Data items

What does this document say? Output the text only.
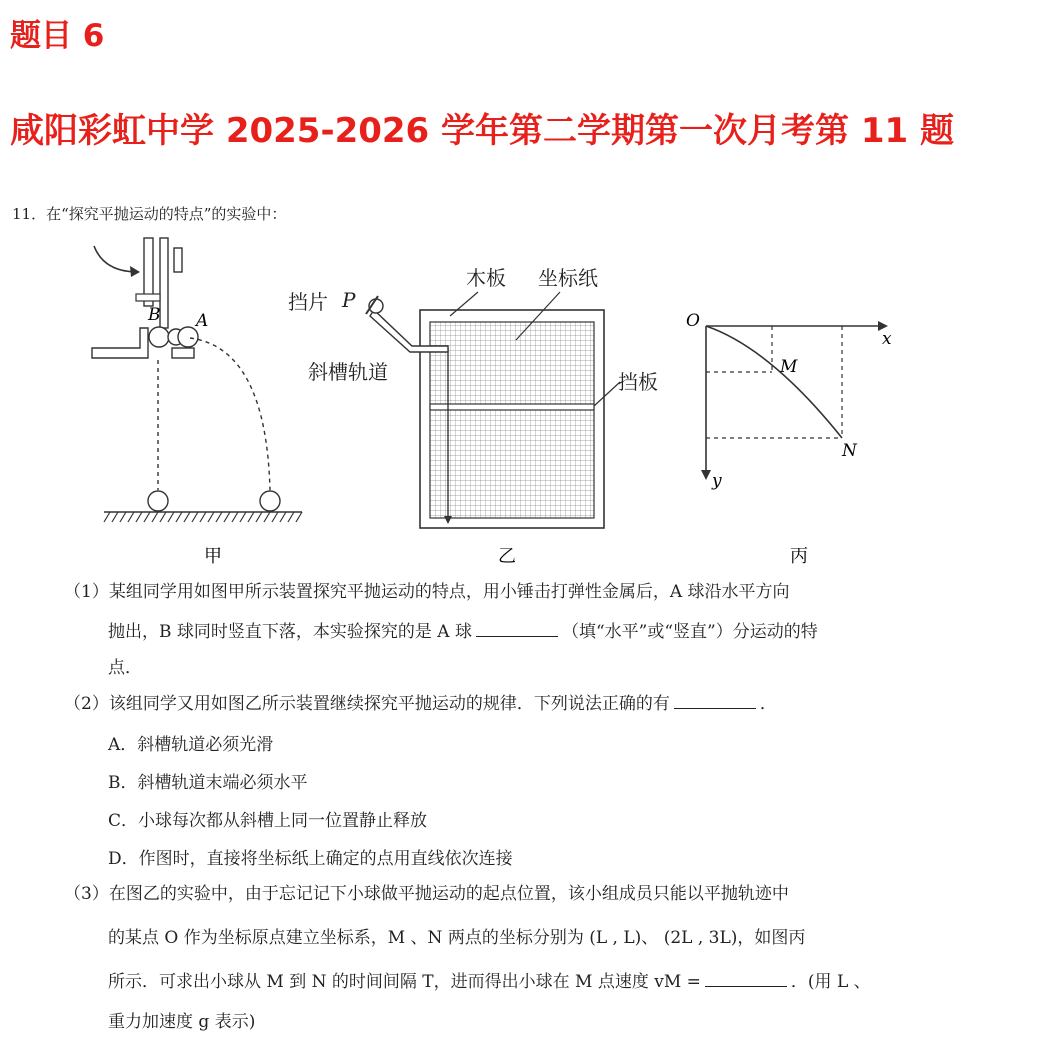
题目 6
咸阳彩虹中学 2025-2026 学年第二学期第一次月考第 11 题
11．在“探究平抛运动的特点”的实验中：
B A
甲
挡片 P
斜槽轨道
木板 坐标纸
挡板
乙
O
x
y
M
N
丙
（1）某组同学用如图甲所示装置探究平抛运动的特点，用小锤击打弹性金属后，A 球沿水平方向
抛出，B 球同时竖直下落，本实验探究的是 A 球	（填“水平”或“竖直”）分运动的特
点．
（2）该组同学又用如图乙所示装置继续探究平抛运动的规律．下列说法正确的有	．
A．斜槽轨道必须光滑
B．斜槽轨道末端必须水平
C．小球每次都从斜槽上同一位置静止释放
D．作图时，直接将坐标纸上确定的点用直线依次连接
（3）在图乙的实验中，由于忘记记下小球做平抛运动的起点位置，该小组成员只能以平抛轨迹中
的某点 O 作为坐标原点建立坐标系，M 、N 两点的坐标分别为 (L , L)、 (2L , 3L)，如图丙
所示．可求出小球从 M 到 N 的时间间隔 T，进而得出小球在 M 点速度 vM =	．(用 L 、
重力加速度 g 表示)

**Aim**: Repeat the records above exactly, omitting every picture.

**Exercise solution**:
What does this document say? Output the text only.
题目 6
咸阳彩虹中学 2025-2026 学年第二学期第一次月考第 11 题
11．在“探究平抛运动的特点”的实验中：
B A
甲
挡片 P
斜槽轨道
木板 坐标纸
挡板
乙
O
x
y
M
N
丙
（1）某组同学用如图甲所示装置探究平抛运动的特点，用小锤击打弹性金属后，A 球沿水平方向
抛出，B 球同时竖直下落，本实验探究的是 A 球	（填“水平”或“竖直”）分运动的特
点．
（2）该组同学又用如图乙所示装置继续探究平抛运动的规律．下列说法正确的有	．
A．斜槽轨道必须光滑
B．斜槽轨道末端必须水平
C．小球每次都从斜槽上同一位置静止释放
D．作图时，直接将坐标纸上确定的点用直线依次连接
（3）在图乙的实验中，由于忘记记下小球做平抛运动的起点位置，该小组成员只能以平抛轨迹中
的某点 O 作为坐标原点建立坐标系，M 、N 两点的坐标分别为 (L , L)、 (2L , 3L)，如图丙
所示．可求出小球从 M 到 N 的时间间隔 T，进而得出小球在 M 点速度 vM =	．(用 L 、
重力加速度 g 表示)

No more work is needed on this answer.